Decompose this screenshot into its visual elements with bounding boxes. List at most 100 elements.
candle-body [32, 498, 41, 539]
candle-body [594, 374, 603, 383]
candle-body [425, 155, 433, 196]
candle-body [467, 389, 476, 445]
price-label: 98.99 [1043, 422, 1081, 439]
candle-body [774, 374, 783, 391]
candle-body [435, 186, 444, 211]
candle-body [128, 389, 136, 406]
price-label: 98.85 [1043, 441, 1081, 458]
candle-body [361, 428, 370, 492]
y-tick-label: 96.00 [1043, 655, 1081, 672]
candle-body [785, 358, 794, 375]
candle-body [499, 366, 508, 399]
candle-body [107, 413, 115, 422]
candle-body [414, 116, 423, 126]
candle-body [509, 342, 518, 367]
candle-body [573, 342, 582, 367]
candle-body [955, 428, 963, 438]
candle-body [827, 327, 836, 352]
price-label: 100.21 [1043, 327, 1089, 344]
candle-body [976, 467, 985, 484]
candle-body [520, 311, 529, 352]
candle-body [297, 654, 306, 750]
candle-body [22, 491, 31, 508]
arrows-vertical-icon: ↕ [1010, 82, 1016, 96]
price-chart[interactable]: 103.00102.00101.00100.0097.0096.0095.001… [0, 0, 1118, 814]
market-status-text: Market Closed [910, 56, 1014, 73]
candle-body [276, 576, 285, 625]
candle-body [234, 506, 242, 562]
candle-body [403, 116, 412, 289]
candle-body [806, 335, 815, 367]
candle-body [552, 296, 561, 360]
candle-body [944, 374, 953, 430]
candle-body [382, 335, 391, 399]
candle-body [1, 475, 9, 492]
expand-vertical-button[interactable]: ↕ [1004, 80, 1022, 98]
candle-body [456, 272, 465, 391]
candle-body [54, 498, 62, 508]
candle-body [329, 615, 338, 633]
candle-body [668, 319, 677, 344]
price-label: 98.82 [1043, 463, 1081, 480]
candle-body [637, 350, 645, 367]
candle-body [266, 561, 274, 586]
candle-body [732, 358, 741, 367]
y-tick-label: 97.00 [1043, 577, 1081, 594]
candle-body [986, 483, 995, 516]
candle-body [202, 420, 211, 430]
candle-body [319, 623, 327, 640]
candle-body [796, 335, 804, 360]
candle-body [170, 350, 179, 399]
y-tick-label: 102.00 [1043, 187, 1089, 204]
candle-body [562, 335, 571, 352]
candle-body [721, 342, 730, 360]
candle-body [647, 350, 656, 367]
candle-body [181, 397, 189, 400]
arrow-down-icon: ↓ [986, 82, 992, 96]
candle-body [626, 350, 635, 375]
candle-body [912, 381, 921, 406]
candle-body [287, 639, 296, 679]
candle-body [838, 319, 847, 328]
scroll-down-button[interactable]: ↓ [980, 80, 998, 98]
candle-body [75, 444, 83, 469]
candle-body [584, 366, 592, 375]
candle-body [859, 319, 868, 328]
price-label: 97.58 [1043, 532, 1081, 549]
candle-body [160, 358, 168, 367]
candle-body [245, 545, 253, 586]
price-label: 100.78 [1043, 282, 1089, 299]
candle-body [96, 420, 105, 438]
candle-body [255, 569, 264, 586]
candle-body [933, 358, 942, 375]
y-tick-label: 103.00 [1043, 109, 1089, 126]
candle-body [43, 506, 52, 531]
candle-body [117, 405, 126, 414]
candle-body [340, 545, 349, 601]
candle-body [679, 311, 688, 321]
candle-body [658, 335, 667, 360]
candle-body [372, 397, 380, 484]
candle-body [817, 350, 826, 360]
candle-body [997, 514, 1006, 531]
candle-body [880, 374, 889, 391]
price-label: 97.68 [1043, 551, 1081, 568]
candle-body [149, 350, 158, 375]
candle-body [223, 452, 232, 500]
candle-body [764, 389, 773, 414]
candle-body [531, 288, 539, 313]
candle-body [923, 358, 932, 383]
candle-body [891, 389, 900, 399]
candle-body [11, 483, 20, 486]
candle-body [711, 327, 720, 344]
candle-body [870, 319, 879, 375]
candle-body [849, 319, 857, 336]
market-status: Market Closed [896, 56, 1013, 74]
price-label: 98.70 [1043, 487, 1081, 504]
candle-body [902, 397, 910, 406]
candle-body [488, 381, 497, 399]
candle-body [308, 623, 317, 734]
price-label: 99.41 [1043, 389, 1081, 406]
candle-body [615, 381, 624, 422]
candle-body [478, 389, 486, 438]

※ ※ ※

» WORK REQUIRED: Starting at the beginning of the records and stopping after the line with "arrows-vertical-icon: ↕ [1010, 82, 1016, 96]", write those lines out again, swapping "price-label" for "price-tag" and changing nothing else.

» COMPLETED EXERCISE:
Decompose this screenshot into its visual elements with bounding boxes. List at most 100 elements.
candle-body [32, 498, 41, 539]
candle-body [594, 374, 603, 383]
candle-body [425, 155, 433, 196]
candle-body [467, 389, 476, 445]
price-tag: 98.99 [1043, 422, 1081, 439]
candle-body [774, 374, 783, 391]
candle-body [435, 186, 444, 211]
candle-body [128, 389, 136, 406]
price-tag: 98.85 [1043, 441, 1081, 458]
candle-body [361, 428, 370, 492]
y-tick-label: 96.00 [1043, 655, 1081, 672]
candle-body [785, 358, 794, 375]
candle-body [499, 366, 508, 399]
candle-body [107, 413, 115, 422]
candle-body [414, 116, 423, 126]
candle-body [509, 342, 518, 367]
candle-body [573, 342, 582, 367]
candle-body [955, 428, 963, 438]
candle-body [827, 327, 836, 352]
price-tag: 100.21 [1043, 327, 1089, 344]
candle-body [976, 467, 985, 484]
candle-body [520, 311, 529, 352]
candle-body [297, 654, 306, 750]
candle-body [22, 491, 31, 508]
arrows-vertical-icon: ↕ [1010, 82, 1016, 96]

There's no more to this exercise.